[Stored data]
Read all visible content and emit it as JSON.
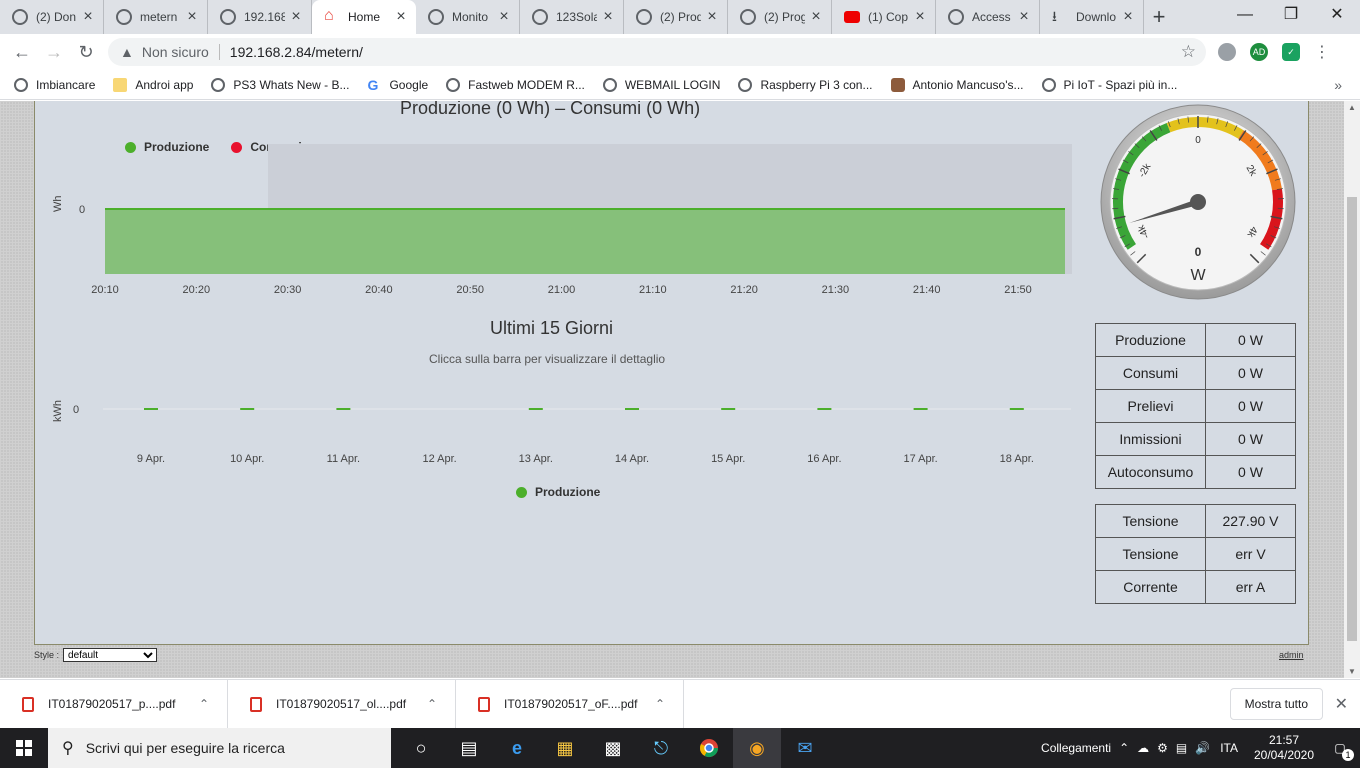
{
  "browser": {
    "tabs": [
      {
        "label": "(2) Don",
        "icon": "globe-icon",
        "active": false
      },
      {
        "label": "metern",
        "icon": "chart-icon",
        "active": false
      },
      {
        "label": "192.168",
        "icon": "globe-icon",
        "active": false
      },
      {
        "label": "Home",
        "icon": "home-icon",
        "active": true
      },
      {
        "label": "Monito",
        "icon": "globe-icon",
        "active": false
      },
      {
        "label": "123Sola",
        "icon": "globe-icon",
        "active": false
      },
      {
        "label": "(2) Prod",
        "icon": "globe-icon",
        "active": false
      },
      {
        "label": "(2) Prog",
        "icon": "globe-icon",
        "active": false
      },
      {
        "label": "(1) Cop",
        "icon": "youtube-icon",
        "active": false
      },
      {
        "label": "Access",
        "icon": "app-icon",
        "active": false
      },
      {
        "label": "Downlo",
        "icon": "download-icon",
        "active": false
      }
    ],
    "new_tab": "+",
    "security_label": "Non sicuro",
    "url": "192.168.2.84/metern/",
    "profile_badge": "AD",
    "bookmarks": [
      {
        "label": "Imbiancare",
        "icon": "globe-icon"
      },
      {
        "label": "Androi app",
        "icon": "folder-icon"
      },
      {
        "label": "PS3 Whats New - B...",
        "icon": "globe-icon"
      },
      {
        "label": "Google",
        "icon": "google-icon"
      },
      {
        "label": "Fastweb MODEM R...",
        "icon": "globe-icon"
      },
      {
        "label": "WEBMAIL LOGIN",
        "icon": "globe-icon"
      },
      {
        "label": "Raspberry Pi 3 con...",
        "icon": "globe-icon"
      },
      {
        "label": "Antonio Mancuso's...",
        "icon": "avatar-icon"
      },
      {
        "label": "Pi IoT - Spazi più in...",
        "icon": "globe-icon"
      }
    ],
    "bookmarks_more": "»"
  },
  "page": {
    "chart1": {
      "title": "Produzione (0 Wh) – Consumi (0 Wh)",
      "ylabel": "Wh",
      "legend": [
        {
          "name": "Produzione",
          "color": "#4caf2b"
        },
        {
          "name": "Consumi",
          "color": "#e8112d"
        }
      ]
    },
    "chart2": {
      "title": "Ultimi 15 Giorni",
      "subtitle": "Clicca sulla barra per visualizzare il dettaglio",
      "ylabel": "kWh",
      "legend": [
        {
          "name": "Produzione",
          "color": "#4caf2b"
        }
      ]
    },
    "gauge": {
      "value": 0,
      "unit": "W",
      "ticks": [
        "-4k",
        "-2k",
        "0",
        "2k",
        "4k"
      ]
    },
    "stats": [
      {
        "label": "Produzione",
        "value": "0 W"
      },
      {
        "label": "Consumi",
        "value": "0 W"
      },
      {
        "label": "Prelievi",
        "value": "0 W"
      },
      {
        "label": "Inmissioni",
        "value": "0 W"
      },
      {
        "label": "Autoconsumo",
        "value": "0 W"
      }
    ],
    "electrical": [
      {
        "label": "Tensione",
        "value": "227.90 V"
      },
      {
        "label": "Tensione",
        "value": "err V"
      },
      {
        "label": "Corrente",
        "value": "err A"
      }
    ],
    "style_label": "Style :",
    "style_value": "default",
    "admin_link": "admin"
  },
  "chart_data": [
    {
      "type": "area",
      "title": "Produzione (0 Wh) – Consumi (0 Wh)",
      "ylabel": "Wh",
      "x": [
        "20:10",
        "20:20",
        "20:30",
        "20:40",
        "20:50",
        "21:00",
        "21:10",
        "21:20",
        "21:30",
        "21:40",
        "21:50"
      ],
      "series": [
        {
          "name": "Produzione",
          "color": "#4caf2b",
          "values": [
            0,
            0,
            0,
            0,
            0,
            0,
            0,
            0,
            0,
            0,
            0
          ]
        },
        {
          "name": "Consumi",
          "color": "#e8112d",
          "values": [
            0,
            0,
            0,
            0,
            0,
            0,
            0,
            0,
            0,
            0,
            0
          ]
        }
      ],
      "yticks": [
        "0"
      ],
      "legend": "top-left"
    },
    {
      "type": "bar",
      "title": "Ultimi 15 Giorni",
      "subtitle": "Clicca sulla barra per visualizzare il dettaglio",
      "ylabel": "kWh",
      "categories": [
        "9 Apr.",
        "10 Apr.",
        "11 Apr.",
        "12 Apr.",
        "13 Apr.",
        "14 Apr.",
        "15 Apr.",
        "16 Apr.",
        "17 Apr.",
        "18 Apr."
      ],
      "series": [
        {
          "name": "Produzione",
          "color": "#4caf2b",
          "values": [
            0,
            0,
            0,
            null,
            0,
            0,
            0,
            0,
            0,
            0
          ]
        }
      ],
      "yticks": [
        "0"
      ],
      "legend": "bottom-center"
    }
  ],
  "downloads": {
    "items": [
      {
        "label": "IT01879020517_p....pdf"
      },
      {
        "label": "IT01879020517_ol....pdf"
      },
      {
        "label": "IT01879020517_oF....pdf"
      }
    ],
    "show_all": "Mostra tutto"
  },
  "taskbar": {
    "search_placeholder": "Scrivi qui per eseguire la ricerca",
    "tray_label": "Collegamenti",
    "language": "ITA",
    "time": "21:57",
    "date": "20/04/2020",
    "notification_count": "1"
  }
}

> **What the exercise asks**: Each record should be quoted exactly, with the images omitted.

> **Written response**:
Read all visible content and emit it as JSON.
{
  "browser": {
    "tabs": [
      {
        "label": "(2) Don",
        "icon": "globe-icon",
        "active": false
      },
      {
        "label": "metern",
        "icon": "chart-icon",
        "active": false
      },
      {
        "label": "192.168",
        "icon": "globe-icon",
        "active": false
      },
      {
        "label": "Home",
        "icon": "home-icon",
        "active": true
      },
      {
        "label": "Monito",
        "icon": "globe-icon",
        "active": false
      },
      {
        "label": "123Sola",
        "icon": "globe-icon",
        "active": false
      },
      {
        "label": "(2) Prod",
        "icon": "globe-icon",
        "active": false
      },
      {
        "label": "(2) Prog",
        "icon": "globe-icon",
        "active": false
      },
      {
        "label": "(1) Cop",
        "icon": "youtube-icon",
        "active": false
      },
      {
        "label": "Access",
        "icon": "app-icon",
        "active": false
      },
      {
        "label": "Downlo",
        "icon": "download-icon",
        "active": false
      }
    ],
    "new_tab": "+",
    "security_label": "Non sicuro",
    "url": "192.168.2.84/metern/",
    "profile_badge": "AD",
    "bookmarks": [
      {
        "label": "Imbiancare",
        "icon": "globe-icon"
      },
      {
        "label": "Androi app",
        "icon": "folder-icon"
      },
      {
        "label": "PS3 Whats New - B...",
        "icon": "globe-icon"
      },
      {
        "label": "Google",
        "icon": "google-icon"
      },
      {
        "label": "Fastweb MODEM R...",
        "icon": "globe-icon"
      },
      {
        "label": "WEBMAIL LOGIN",
        "icon": "globe-icon"
      },
      {
        "label": "Raspberry Pi 3 con...",
        "icon": "globe-icon"
      },
      {
        "label": "Antonio Mancuso's...",
        "icon": "avatar-icon"
      },
      {
        "label": "Pi IoT - Spazi più in...",
        "icon": "globe-icon"
      }
    ],
    "bookmarks_more": "»"
  },
  "page": {
    "chart1": {
      "title": "Produzione (0 Wh) – Consumi (0 Wh)",
      "ylabel": "Wh",
      "legend": [
        {
          "name": "Produzione",
          "color": "#4caf2b"
        },
        {
          "name": "Consumi",
          "color": "#e8112d"
        }
      ]
    },
    "chart2": {
      "title": "Ultimi 15 Giorni",
      "subtitle": "Clicca sulla barra per visualizzare il dettaglio",
      "ylabel": "kWh",
      "legend": [
        {
          "name": "Produzione",
          "color": "#4caf2b"
        }
      ]
    },
    "gauge": {
      "value": 0,
      "unit": "W",
      "ticks": [
        "-4k",
        "-2k",
        "0",
        "2k",
        "4k"
      ]
    },
    "stats": [
      {
        "label": "Produzione",
        "value": "0 W"
      },
      {
        "label": "Consumi",
        "value": "0 W"
      },
      {
        "label": "Prelievi",
        "value": "0 W"
      },
      {
        "label": "Inmissioni",
        "value": "0 W"
      },
      {
        "label": "Autoconsumo",
        "value": "0 W"
      }
    ],
    "electrical": [
      {
        "label": "Tensione",
        "value": "227.90 V"
      },
      {
        "label": "Tensione",
        "value": "err V"
      },
      {
        "label": "Corrente",
        "value": "err A"
      }
    ],
    "style_label": "Style :",
    "style_value": "default",
    "admin_link": "admin"
  },
  "chart_data": [
    {
      "type": "area",
      "title": "Produzione (0 Wh) – Consumi (0 Wh)",
      "ylabel": "Wh",
      "x": [
        "20:10",
        "20:20",
        "20:30",
        "20:40",
        "20:50",
        "21:00",
        "21:10",
        "21:20",
        "21:30",
        "21:40",
        "21:50"
      ],
      "series": [
        {
          "name": "Produzione",
          "color": "#4caf2b",
          "values": [
            0,
            0,
            0,
            0,
            0,
            0,
            0,
            0,
            0,
            0,
            0
          ]
        },
        {
          "name": "Consumi",
          "color": "#e8112d",
          "values": [
            0,
            0,
            0,
            0,
            0,
            0,
            0,
            0,
            0,
            0,
            0
          ]
        }
      ],
      "yticks": [
        "0"
      ],
      "legend": "top-left"
    },
    {
      "type": "bar",
      "title": "Ultimi 15 Giorni",
      "subtitle": "Clicca sulla barra per visualizzare il dettaglio",
      "ylabel": "kWh",
      "categories": [
        "9 Apr.",
        "10 Apr.",
        "11 Apr.",
        "12 Apr.",
        "13 Apr.",
        "14 Apr.",
        "15 Apr.",
        "16 Apr.",
        "17 Apr.",
        "18 Apr."
      ],
      "series": [
        {
          "name": "Produzione",
          "color": "#4caf2b",
          "values": [
            0,
            0,
            0,
            null,
            0,
            0,
            0,
            0,
            0,
            0
          ]
        }
      ],
      "yticks": [
        "0"
      ],
      "legend": "bottom-center"
    }
  ],
  "downloads": {
    "items": [
      {
        "label": "IT01879020517_p....pdf"
      },
      {
        "label": "IT01879020517_ol....pdf"
      },
      {
        "label": "IT01879020517_oF....pdf"
      }
    ],
    "show_all": "Mostra tutto"
  },
  "taskbar": {
    "search_placeholder": "Scrivi qui per eseguire la ricerca",
    "tray_label": "Collegamenti",
    "language": "ITA",
    "time": "21:57",
    "date": "20/04/2020",
    "notification_count": "1"
  }
}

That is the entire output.